> Goal of the exercise
Omitting all pictures, print the lines of the listing from the one containing "Read this page and output its text content." through the final line, both ends included, with no other text.
══════
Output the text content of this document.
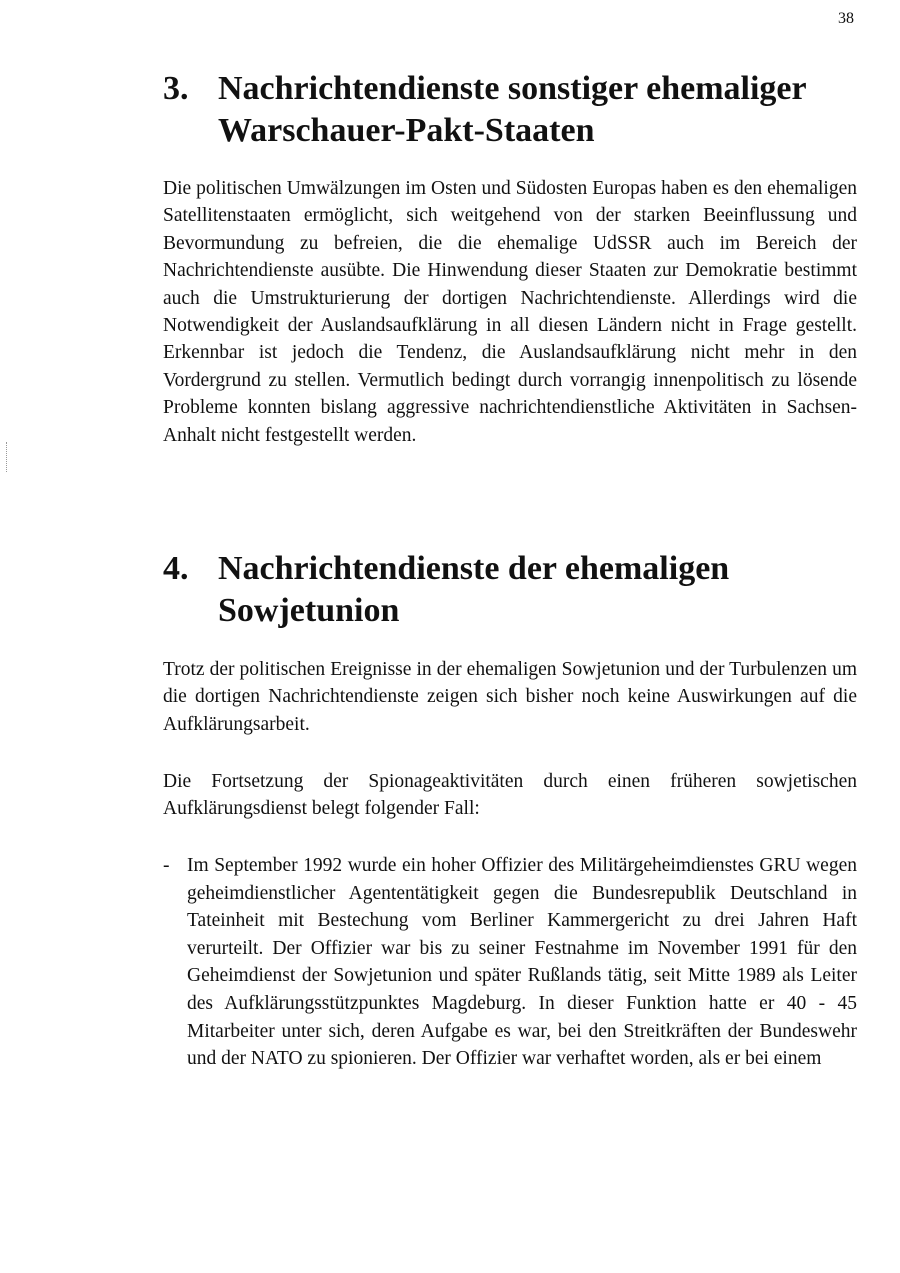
38
3. Nachrichtendienste sonstiger ehemaliger Warschauer-Pakt-Staaten

Die politischen Umwälzungen im Osten und Südosten Europas haben es den ehemaligen Satellitenstaaten ermöglicht, sich weitgehend von der starken Beeinflussung und Bevormundung zu befreien, die die ehemalige UdSSR auch im Bereich der Nachrichtendienste ausübte. Die Hinwendung dieser Staaten zur Demokratie bestimmt auch die Umstrukturierung der dortigen Nachrichtendienste. Allerdings wird die Notwendigkeit der Auslandsaufklärung in all diesen Ländern nicht in Frage gestellt. Erkennbar ist jedoch die Tendenz, die Auslandsaufklärung nicht mehr in den Vordergrund zu stellen. Vermutlich bedingt durch vorrangig innenpolitisch zu lösende Probleme konnten bislang aggressive nachrichtendienstliche Aktivitäten in Sachsen-Anhalt nicht festgestellt werden.

4. Nachrichtendienste der ehemaligen Sowjetunion

Trotz der politischen Ereignisse in der ehemaligen Sowjetunion und der Turbulenzen um die dortigen Nachrichtendienste zeigen sich bisher noch keine Auswirkungen auf die Aufklärungsarbeit.

Die Fortsetzung der Spionageaktivitäten durch einen früheren sowjetischen Aufklärungsdienst belegt folgender Fall:

- Im September 1992 wurde ein hoher Offizier des Militärgeheimdienstes GRU wegen geheimdienstlicher Agententätigkeit gegen die Bundesrepublik Deutschland in Tateinheit mit Bestechung vom Berliner Kammergericht zu drei Jahren Haft verurteilt. Der Offizier war bis zu seiner Festnahme im November 1991 für den Geheimdienst der Sowjetunion und später Rußlands tätig, seit Mitte 1989 als Leiter des Aufklärungsstützpunktes Magdeburg. In dieser Funktion hatte er 40 - 45 Mitarbeiter unter sich, deren Aufgabe es war, bei den Streitkräften der Bundeswehr und der NATO zu spionieren. Der Offizier war verhaftet worden, als er bei einem
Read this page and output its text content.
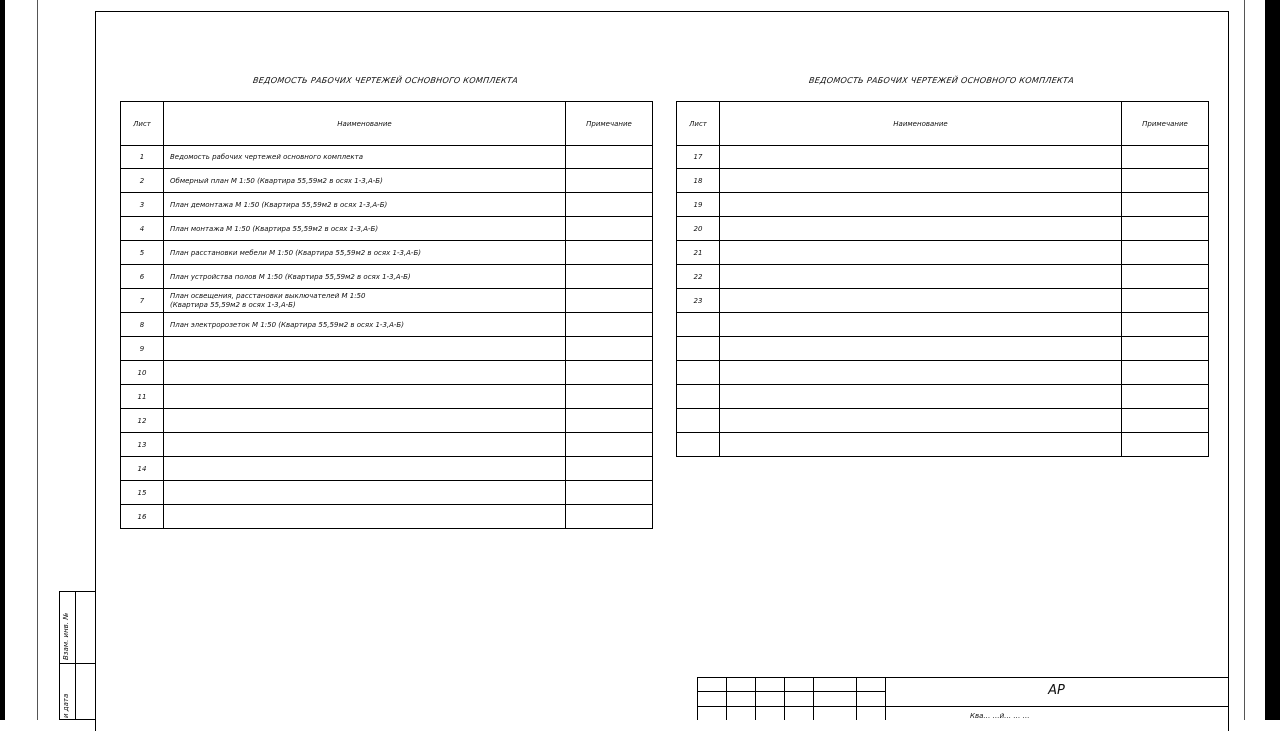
ВЕДОМОСТЬ РАБОЧИХ ЧЕРТЕЖЕЙ ОСНОВНОГО КОМПЛЕКТА
Лист	Наименование	Примечание
1	Ведомость рабочих чертежей основного комплекта	
2	Обмерный план М 1:50 (Квартира 55,59м2 в осях 1-3,А-Б)	
3	План демонтажа М 1:50 (Квартира 55,59м2 в осях 1-3,А-Б)	
4	План монтажа М 1:50 (Квартира 55,59м2 в осях 1-3,А-Б)	
5	План расстановки мебели М 1:50 (Квартира 55,59м2 в осях 1-3,А-Б)	
6	План устройства полов М 1:50 (Квартира 55,59м2 в осях 1-3,А-Б)	
7	План освещения, расстановки выключателей М 1:50
(Квартира 55,59м2 в осях 1-3,А-Б)	

8	План электророзеток М 1:50 (Квартира 55,59м2 в осях 1-3,А-Б)	
9		
10		
11		
12		
13		
14		
15		
16		
ВЕДОМОСТЬ РАБОЧИХ ЧЕРТЕЖЕЙ ОСНОВНОГО КОМПЛЕКТА
Лист	Наименование	Примечание
17		
18		
19		
20		
21		
22		
23		

Взам. инв. №
и дата
АР
Ква… …й… … …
══════
> Finished task
Read this page and output its text content.
ВЕДОМОСТЬ РАБОЧИХ ЧЕРТЕЖЕЙ ОСНОВНОГО КОМПЛЕКТА
Лист	Наименование	Примечание
1	Ведомость рабочих чертежей основного комплекта	
2	Обмерный план М 1:50 (Квартира 55,59м2 в осях 1-3,А-Б)	
3	План демонтажа М 1:50 (Квартира 55,59м2 в осях 1-3,А-Б)	
4	План монтажа М 1:50 (Квартира 55,59м2 в осях 1-3,А-Б)	
5	План расстановки мебели М 1:50 (Квартира 55,59м2 в осях 1-3,А-Б)	
6	План устройства полов М 1:50 (Квартира 55,59м2 в осях 1-3,А-Б)	
7	План освещения, расстановки выключателей М 1:50
(Квартира 55,59м2 в осях 1-3,А-Б)	

8	План электророзеток М 1:50 (Квартира 55,59м2 в осях 1-3,А-Б)	
9		
10		
11		
12		
13		
14		
15		
16		
ВЕДОМОСТЬ РАБОЧИХ ЧЕРТЕЖЕЙ ОСНОВНОГО КОМПЛЕКТА
Лист	Наименование	Примечание
17		
18		
19		
20		
21		
22		
23		

Взам. инв. №
и дата
АР
Ква… …й… … …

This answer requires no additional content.